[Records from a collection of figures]
"""
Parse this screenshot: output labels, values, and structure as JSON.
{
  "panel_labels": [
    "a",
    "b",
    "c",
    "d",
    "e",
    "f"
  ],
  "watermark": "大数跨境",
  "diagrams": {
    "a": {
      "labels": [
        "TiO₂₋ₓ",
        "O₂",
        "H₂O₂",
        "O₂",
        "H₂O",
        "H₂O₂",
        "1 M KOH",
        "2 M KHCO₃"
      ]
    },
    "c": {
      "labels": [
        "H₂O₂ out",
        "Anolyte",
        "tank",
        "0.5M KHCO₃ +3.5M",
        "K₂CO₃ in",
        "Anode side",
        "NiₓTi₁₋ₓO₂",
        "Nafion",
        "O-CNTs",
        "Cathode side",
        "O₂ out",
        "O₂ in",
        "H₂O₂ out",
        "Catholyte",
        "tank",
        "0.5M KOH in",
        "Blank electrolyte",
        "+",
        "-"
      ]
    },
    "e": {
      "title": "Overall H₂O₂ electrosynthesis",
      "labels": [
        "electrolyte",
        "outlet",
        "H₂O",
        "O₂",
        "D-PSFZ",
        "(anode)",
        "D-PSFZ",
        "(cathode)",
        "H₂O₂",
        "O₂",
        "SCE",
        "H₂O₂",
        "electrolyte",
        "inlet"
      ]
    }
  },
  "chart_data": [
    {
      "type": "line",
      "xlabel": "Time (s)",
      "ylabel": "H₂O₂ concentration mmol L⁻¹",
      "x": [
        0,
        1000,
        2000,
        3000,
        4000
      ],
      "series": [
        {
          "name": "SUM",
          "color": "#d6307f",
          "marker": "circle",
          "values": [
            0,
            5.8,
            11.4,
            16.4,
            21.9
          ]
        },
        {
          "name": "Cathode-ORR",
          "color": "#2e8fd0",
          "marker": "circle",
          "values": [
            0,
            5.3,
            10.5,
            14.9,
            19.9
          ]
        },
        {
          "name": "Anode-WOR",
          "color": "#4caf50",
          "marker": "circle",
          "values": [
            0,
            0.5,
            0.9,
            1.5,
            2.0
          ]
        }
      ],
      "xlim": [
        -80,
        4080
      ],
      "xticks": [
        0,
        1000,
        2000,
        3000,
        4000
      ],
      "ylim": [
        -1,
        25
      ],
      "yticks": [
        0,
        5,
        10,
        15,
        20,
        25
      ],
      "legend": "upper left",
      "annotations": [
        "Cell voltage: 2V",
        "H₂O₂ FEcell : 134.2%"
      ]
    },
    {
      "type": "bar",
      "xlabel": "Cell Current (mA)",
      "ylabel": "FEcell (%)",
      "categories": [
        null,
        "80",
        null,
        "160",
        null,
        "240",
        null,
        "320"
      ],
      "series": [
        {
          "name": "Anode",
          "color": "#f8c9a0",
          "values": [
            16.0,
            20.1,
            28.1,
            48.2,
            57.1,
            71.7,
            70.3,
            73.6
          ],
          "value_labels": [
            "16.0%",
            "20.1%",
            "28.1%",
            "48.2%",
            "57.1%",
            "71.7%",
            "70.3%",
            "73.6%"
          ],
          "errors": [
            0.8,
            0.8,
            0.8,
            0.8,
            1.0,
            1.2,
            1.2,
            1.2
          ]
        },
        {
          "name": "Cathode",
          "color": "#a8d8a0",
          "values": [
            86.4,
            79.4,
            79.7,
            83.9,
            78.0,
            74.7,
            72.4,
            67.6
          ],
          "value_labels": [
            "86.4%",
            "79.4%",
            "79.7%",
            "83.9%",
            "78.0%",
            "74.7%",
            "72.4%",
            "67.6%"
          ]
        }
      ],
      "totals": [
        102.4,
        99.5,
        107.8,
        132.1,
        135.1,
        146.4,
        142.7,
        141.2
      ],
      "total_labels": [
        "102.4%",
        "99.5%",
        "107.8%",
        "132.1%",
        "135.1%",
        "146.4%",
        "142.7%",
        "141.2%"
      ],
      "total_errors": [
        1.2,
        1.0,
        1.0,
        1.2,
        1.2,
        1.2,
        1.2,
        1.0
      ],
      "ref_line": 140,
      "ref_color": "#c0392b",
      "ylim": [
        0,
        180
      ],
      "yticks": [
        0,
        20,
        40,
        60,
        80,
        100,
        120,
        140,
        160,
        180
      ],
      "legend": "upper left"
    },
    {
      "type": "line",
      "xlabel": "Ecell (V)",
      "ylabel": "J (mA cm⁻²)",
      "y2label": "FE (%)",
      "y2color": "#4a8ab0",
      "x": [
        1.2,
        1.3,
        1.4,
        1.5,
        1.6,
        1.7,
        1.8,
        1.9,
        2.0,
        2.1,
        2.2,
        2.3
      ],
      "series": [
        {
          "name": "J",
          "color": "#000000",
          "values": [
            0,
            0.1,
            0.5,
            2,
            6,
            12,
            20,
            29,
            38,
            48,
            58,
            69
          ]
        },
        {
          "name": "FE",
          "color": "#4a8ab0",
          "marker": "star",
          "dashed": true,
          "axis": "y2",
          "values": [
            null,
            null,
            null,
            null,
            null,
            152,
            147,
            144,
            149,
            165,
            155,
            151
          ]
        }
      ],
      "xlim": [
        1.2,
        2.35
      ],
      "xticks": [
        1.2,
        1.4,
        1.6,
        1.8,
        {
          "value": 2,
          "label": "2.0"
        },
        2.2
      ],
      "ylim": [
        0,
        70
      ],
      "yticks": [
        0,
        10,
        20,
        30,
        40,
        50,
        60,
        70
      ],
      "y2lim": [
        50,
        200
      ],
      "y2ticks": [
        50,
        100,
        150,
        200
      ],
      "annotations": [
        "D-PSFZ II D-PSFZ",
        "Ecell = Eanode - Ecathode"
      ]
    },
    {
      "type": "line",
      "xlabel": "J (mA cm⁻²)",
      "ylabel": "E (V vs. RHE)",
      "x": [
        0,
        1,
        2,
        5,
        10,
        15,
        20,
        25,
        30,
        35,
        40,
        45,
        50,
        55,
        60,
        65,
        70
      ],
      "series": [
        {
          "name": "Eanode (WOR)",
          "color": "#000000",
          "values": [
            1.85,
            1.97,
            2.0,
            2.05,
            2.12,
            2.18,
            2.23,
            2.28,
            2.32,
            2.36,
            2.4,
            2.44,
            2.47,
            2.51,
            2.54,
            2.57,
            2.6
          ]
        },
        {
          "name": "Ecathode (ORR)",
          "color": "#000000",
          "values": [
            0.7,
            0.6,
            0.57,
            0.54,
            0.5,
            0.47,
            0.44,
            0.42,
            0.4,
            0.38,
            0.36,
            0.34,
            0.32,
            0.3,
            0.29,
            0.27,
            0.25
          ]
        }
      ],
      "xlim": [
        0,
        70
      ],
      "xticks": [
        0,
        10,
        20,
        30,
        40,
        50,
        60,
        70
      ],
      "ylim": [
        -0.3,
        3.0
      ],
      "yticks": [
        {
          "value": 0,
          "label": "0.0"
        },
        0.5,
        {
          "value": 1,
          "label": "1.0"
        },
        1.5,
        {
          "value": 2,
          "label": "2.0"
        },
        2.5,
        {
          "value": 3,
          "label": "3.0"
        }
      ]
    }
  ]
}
"""
_PROBLEM DETAILS_. Copy every line from the entries that contains the word "upper".

_CORRECT ANSWER_.
      "legend": "upper left",
      "legend": "upper left"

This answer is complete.